** start **

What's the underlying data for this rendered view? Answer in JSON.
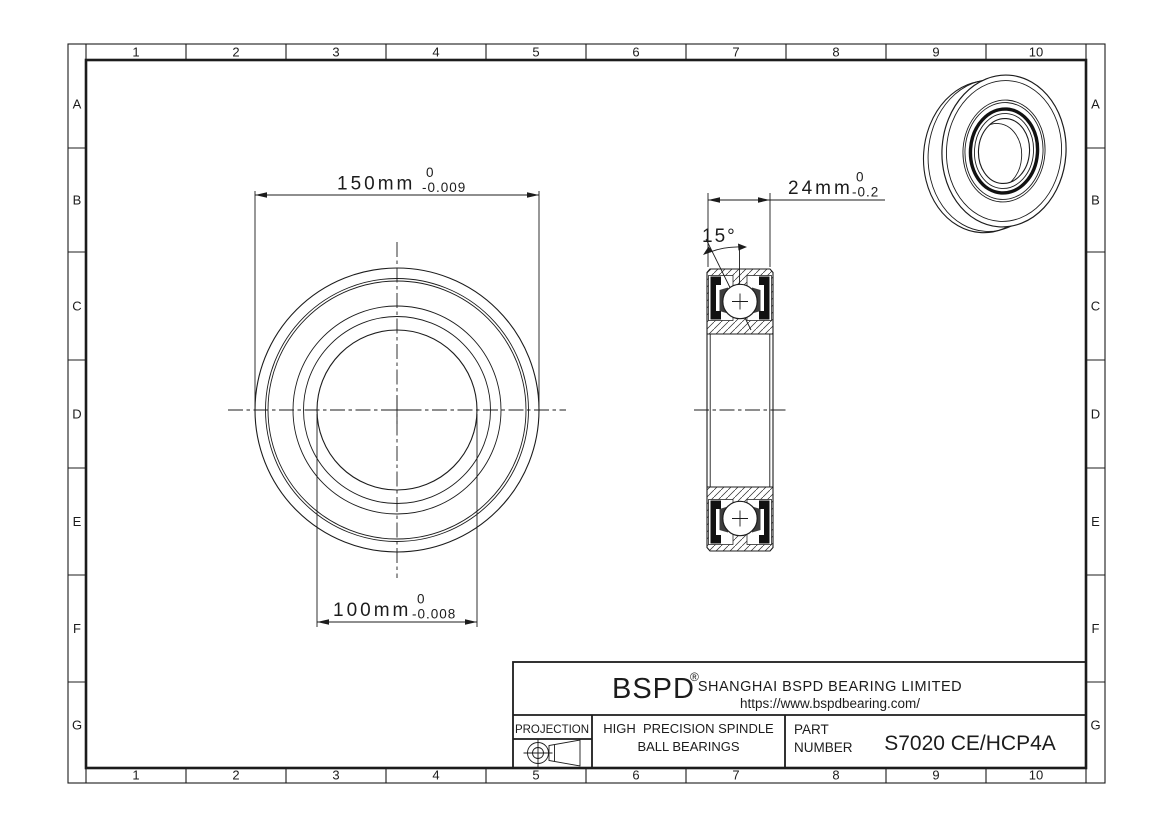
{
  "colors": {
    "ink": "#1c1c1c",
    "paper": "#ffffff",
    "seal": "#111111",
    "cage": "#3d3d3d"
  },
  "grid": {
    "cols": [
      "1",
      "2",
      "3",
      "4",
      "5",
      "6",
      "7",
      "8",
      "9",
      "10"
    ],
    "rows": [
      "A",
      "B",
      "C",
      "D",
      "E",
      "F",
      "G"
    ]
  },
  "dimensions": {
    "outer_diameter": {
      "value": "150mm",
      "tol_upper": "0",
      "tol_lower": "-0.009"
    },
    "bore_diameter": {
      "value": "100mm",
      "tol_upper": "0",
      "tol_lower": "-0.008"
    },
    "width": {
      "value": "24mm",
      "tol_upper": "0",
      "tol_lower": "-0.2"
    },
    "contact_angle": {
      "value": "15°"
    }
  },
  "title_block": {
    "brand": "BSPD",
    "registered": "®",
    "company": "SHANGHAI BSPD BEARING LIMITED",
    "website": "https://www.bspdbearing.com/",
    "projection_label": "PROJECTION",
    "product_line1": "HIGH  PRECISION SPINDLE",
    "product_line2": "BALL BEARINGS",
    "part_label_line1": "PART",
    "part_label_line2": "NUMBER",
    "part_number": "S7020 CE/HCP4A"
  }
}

** end **

● **Exercise prompt**
Print the full listing exactly, dropping the pictures.

● **Task output**
What's the underlying data for this rendered view? Answer in JSON.
{
  "colors": {
    "ink": "#1c1c1c",
    "paper": "#ffffff",
    "seal": "#111111",
    "cage": "#3d3d3d"
  },
  "grid": {
    "cols": [
      "1",
      "2",
      "3",
      "4",
      "5",
      "6",
      "7",
      "8",
      "9",
      "10"
    ],
    "rows": [
      "A",
      "B",
      "C",
      "D",
      "E",
      "F",
      "G"
    ]
  },
  "dimensions": {
    "outer_diameter": {
      "value": "150mm",
      "tol_upper": "0",
      "tol_lower": "-0.009"
    },
    "bore_diameter": {
      "value": "100mm",
      "tol_upper": "0",
      "tol_lower": "-0.008"
    },
    "width": {
      "value": "24mm",
      "tol_upper": "0",
      "tol_lower": "-0.2"
    },
    "contact_angle": {
      "value": "15°"
    }
  },
  "title_block": {
    "brand": "BSPD",
    "registered": "®",
    "company": "SHANGHAI BSPD BEARING LIMITED",
    "website": "https://www.bspdbearing.com/",
    "projection_label": "PROJECTION",
    "product_line1": "HIGH  PRECISION SPINDLE",
    "product_line2": "BALL BEARINGS",
    "part_label_line1": "PART",
    "part_label_line2": "NUMBER",
    "part_number": "S7020 CE/HCP4A"
  }
}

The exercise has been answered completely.